Material:
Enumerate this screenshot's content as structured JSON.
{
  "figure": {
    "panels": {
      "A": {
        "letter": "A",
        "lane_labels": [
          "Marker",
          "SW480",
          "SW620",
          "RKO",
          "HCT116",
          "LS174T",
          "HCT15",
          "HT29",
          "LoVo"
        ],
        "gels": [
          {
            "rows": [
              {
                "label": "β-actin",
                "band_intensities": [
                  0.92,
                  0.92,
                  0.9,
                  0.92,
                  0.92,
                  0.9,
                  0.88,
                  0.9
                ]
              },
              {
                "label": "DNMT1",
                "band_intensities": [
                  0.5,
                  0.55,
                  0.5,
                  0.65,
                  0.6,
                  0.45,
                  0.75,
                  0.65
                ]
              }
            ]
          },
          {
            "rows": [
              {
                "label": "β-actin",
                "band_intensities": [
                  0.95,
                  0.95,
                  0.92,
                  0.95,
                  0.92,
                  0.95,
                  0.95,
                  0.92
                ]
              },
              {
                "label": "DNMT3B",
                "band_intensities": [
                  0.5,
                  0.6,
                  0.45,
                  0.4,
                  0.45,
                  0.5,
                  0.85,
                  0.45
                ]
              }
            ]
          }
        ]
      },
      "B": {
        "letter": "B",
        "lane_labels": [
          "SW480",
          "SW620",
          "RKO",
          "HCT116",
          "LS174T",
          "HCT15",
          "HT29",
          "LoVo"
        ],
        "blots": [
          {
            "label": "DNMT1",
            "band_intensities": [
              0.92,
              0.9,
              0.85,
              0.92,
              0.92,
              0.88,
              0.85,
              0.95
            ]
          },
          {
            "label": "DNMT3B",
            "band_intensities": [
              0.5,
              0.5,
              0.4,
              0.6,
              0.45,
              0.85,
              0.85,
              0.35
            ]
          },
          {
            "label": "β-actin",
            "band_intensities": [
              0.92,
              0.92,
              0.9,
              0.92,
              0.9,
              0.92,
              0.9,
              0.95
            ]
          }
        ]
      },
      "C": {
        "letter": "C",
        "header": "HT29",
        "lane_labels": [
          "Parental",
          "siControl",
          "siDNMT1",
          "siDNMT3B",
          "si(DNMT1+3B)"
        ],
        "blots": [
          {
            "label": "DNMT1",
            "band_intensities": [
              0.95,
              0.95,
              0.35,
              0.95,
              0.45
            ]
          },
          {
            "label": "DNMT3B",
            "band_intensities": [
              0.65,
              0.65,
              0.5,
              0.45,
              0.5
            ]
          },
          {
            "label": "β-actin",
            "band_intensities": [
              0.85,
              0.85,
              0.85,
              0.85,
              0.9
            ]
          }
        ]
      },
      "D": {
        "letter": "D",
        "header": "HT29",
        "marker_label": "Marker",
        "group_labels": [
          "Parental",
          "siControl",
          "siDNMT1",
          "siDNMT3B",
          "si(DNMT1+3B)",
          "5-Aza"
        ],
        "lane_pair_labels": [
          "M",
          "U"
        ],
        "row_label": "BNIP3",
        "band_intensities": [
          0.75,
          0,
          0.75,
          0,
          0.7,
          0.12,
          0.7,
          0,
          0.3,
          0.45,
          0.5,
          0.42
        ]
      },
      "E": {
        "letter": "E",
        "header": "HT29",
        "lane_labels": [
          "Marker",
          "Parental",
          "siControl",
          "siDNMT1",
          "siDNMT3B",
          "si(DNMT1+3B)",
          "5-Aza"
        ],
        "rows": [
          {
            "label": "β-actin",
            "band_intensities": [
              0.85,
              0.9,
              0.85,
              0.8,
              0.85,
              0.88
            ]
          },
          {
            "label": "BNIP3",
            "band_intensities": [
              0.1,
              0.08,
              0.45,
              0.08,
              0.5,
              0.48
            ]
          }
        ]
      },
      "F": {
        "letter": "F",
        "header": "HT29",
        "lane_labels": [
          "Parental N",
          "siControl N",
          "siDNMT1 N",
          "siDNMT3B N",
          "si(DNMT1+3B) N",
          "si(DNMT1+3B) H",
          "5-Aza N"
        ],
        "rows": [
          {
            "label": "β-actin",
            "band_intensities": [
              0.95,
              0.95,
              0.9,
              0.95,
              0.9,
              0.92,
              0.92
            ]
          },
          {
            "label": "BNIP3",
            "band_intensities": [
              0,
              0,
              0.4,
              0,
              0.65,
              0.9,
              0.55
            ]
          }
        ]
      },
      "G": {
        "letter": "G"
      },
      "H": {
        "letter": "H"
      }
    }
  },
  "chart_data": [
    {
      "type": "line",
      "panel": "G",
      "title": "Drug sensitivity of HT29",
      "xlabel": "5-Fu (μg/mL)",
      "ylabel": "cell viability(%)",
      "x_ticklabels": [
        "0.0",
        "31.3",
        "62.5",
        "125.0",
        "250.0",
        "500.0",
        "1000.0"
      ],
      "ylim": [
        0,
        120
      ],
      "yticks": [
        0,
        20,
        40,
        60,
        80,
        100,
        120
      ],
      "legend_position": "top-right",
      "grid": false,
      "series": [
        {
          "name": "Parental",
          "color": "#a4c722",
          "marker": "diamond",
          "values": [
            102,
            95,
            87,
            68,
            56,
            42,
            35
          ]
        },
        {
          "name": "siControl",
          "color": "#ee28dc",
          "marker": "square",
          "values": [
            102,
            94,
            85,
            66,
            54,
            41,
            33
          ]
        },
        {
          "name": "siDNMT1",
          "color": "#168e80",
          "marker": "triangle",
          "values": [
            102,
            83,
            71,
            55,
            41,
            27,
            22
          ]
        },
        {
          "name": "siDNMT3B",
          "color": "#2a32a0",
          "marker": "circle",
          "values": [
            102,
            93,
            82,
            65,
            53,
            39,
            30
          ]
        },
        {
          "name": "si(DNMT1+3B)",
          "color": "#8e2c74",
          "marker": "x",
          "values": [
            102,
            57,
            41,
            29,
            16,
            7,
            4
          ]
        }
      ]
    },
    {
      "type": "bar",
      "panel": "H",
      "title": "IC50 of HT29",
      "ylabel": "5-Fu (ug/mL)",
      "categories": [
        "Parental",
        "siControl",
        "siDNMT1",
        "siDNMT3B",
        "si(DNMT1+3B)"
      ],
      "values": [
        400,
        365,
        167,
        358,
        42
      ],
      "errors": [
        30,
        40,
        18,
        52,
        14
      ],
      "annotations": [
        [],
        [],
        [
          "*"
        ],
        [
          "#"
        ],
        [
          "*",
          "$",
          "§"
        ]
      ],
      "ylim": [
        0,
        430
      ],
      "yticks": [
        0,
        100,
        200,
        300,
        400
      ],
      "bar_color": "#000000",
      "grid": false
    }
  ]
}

Description of the task: Extract the complete set of records unchanged.

Correct result:
Enumerate this screenshot's content as structured JSON.
{
  "figure": {
    "panels": {
      "A": {
        "letter": "A",
        "lane_labels": [
          "Marker",
          "SW480",
          "SW620",
          "RKO",
          "HCT116",
          "LS174T",
          "HCT15",
          "HT29",
          "LoVo"
        ],
        "gels": [
          {
            "rows": [
              {
                "label": "β-actin",
                "band_intensities": [
                  0.92,
                  0.92,
                  0.9,
                  0.92,
                  0.92,
                  0.9,
                  0.88,
                  0.9
                ]
              },
              {
                "label": "DNMT1",
                "band_intensities": [
                  0.5,
                  0.55,
                  0.5,
                  0.65,
                  0.6,
                  0.45,
                  0.75,
                  0.65
                ]
              }
            ]
          },
          {
            "rows": [
              {
                "label": "β-actin",
                "band_intensities": [
                  0.95,
                  0.95,
                  0.92,
                  0.95,
                  0.92,
                  0.95,
                  0.95,
                  0.92
                ]
              },
              {
                "label": "DNMT3B",
                "band_intensities": [
                  0.5,
                  0.6,
                  0.45,
                  0.4,
                  0.45,
                  0.5,
                  0.85,
                  0.45
                ]
              }
            ]
          }
        ]
      },
      "B": {
        "letter": "B",
        "lane_labels": [
          "SW480",
          "SW620",
          "RKO",
          "HCT116",
          "LS174T",
          "HCT15",
          "HT29",
          "LoVo"
        ],
        "blots": [
          {
            "label": "DNMT1",
            "band_intensities": [
              0.92,
              0.9,
              0.85,
              0.92,
              0.92,
              0.88,
              0.85,
              0.95
            ]
          },
          {
            "label": "DNMT3B",
            "band_intensities": [
              0.5,
              0.5,
              0.4,
              0.6,
              0.45,
              0.85,
              0.85,
              0.35
            ]
          },
          {
            "label": "β-actin",
            "band_intensities": [
              0.92,
              0.92,
              0.9,
              0.92,
              0.9,
              0.92,
              0.9,
              0.95
            ]
          }
        ]
      },
      "C": {
        "letter": "C",
        "header": "HT29",
        "lane_labels": [
          "Parental",
          "siControl",
          "siDNMT1",
          "siDNMT3B",
          "si(DNMT1+3B)"
        ],
        "blots": [
          {
            "label": "DNMT1",
            "band_intensities": [
              0.95,
              0.95,
              0.35,
              0.95,
              0.45
            ]
          },
          {
            "label": "DNMT3B",
            "band_intensities": [
              0.65,
              0.65,
              0.5,
              0.45,
              0.5
            ]
          },
          {
            "label": "β-actin",
            "band_intensities": [
              0.85,
              0.85,
              0.85,
              0.85,
              0.9
            ]
          }
        ]
      },
      "D": {
        "letter": "D",
        "header": "HT29",
        "marker_label": "Marker",
        "group_labels": [
          "Parental",
          "siControl",
          "siDNMT1",
          "siDNMT3B",
          "si(DNMT1+3B)",
          "5-Aza"
        ],
        "lane_pair_labels": [
          "M",
          "U"
        ],
        "row_label": "BNIP3",
        "band_intensities": [
          0.75,
          0,
          0.75,
          0,
          0.7,
          0.12,
          0.7,
          0,
          0.3,
          0.45,
          0.5,
          0.42
        ]
      },
      "E": {
        "letter": "E",
        "header": "HT29",
        "lane_labels": [
          "Marker",
          "Parental",
          "siControl",
          "siDNMT1",
          "siDNMT3B",
          "si(DNMT1+3B)",
          "5-Aza"
        ],
        "rows": [
          {
            "label": "β-actin",
            "band_intensities": [
              0.85,
              0.9,
              0.85,
              0.8,
              0.85,
              0.88
            ]
          },
          {
            "label": "BNIP3",
            "band_intensities": [
              0.1,
              0.08,
              0.45,
              0.08,
              0.5,
              0.48
            ]
          }
        ]
      },
      "F": {
        "letter": "F",
        "header": "HT29",
        "lane_labels": [
          "Parental N",
          "siControl N",
          "siDNMT1 N",
          "siDNMT3B N",
          "si(DNMT1+3B) N",
          "si(DNMT1+3B) H",
          "5-Aza N"
        ],
        "rows": [
          {
            "label": "β-actin",
            "band_intensities": [
              0.95,
              0.95,
              0.9,
              0.95,
              0.9,
              0.92,
              0.92
            ]
          },
          {
            "label": "BNIP3",
            "band_intensities": [
              0,
              0,
              0.4,
              0,
              0.65,
              0.9,
              0.55
            ]
          }
        ]
      },
      "G": {
        "letter": "G"
      },
      "H": {
        "letter": "H"
      }
    }
  },
  "chart_data": [
    {
      "type": "line",
      "panel": "G",
      "title": "Drug sensitivity of HT29",
      "xlabel": "5-Fu (μg/mL)",
      "ylabel": "cell viability(%)",
      "x_ticklabels": [
        "0.0",
        "31.3",
        "62.5",
        "125.0",
        "250.0",
        "500.0",
        "1000.0"
      ],
      "ylim": [
        0,
        120
      ],
      "yticks": [
        0,
        20,
        40,
        60,
        80,
        100,
        120
      ],
      "legend_position": "top-right",
      "grid": false,
      "series": [
        {
          "name": "Parental",
          "color": "#a4c722",
          "marker": "diamond",
          "values": [
            102,
            95,
            87,
            68,
            56,
            42,
            35
          ]
        },
        {
          "name": "siControl",
          "color": "#ee28dc",
          "marker": "square",
          "values": [
            102,
            94,
            85,
            66,
            54,
            41,
            33
          ]
        },
        {
          "name": "siDNMT1",
          "color": "#168e80",
          "marker": "triangle",
          "values": [
            102,
            83,
            71,
            55,
            41,
            27,
            22
          ]
        },
        {
          "name": "siDNMT3B",
          "color": "#2a32a0",
          "marker": "circle",
          "values": [
            102,
            93,
            82,
            65,
            53,
            39,
            30
          ]
        },
        {
          "name": "si(DNMT1+3B)",
          "color": "#8e2c74",
          "marker": "x",
          "values": [
            102,
            57,
            41,
            29,
            16,
            7,
            4
          ]
        }
      ]
    },
    {
      "type": "bar",
      "panel": "H",
      "title": "IC50 of HT29",
      "ylabel": "5-Fu (ug/mL)",
      "categories": [
        "Parental",
        "siControl",
        "siDNMT1",
        "siDNMT3B",
        "si(DNMT1+3B)"
      ],
      "values": [
        400,
        365,
        167,
        358,
        42
      ],
      "errors": [
        30,
        40,
        18,
        52,
        14
      ],
      "annotations": [
        [],
        [],
        [
          "*"
        ],
        [
          "#"
        ],
        [
          "*",
          "$",
          "§"
        ]
      ],
      "ylim": [
        0,
        430
      ],
      "yticks": [
        0,
        100,
        200,
        300,
        400
      ],
      "bar_color": "#000000",
      "grid": false
    }
  ]
}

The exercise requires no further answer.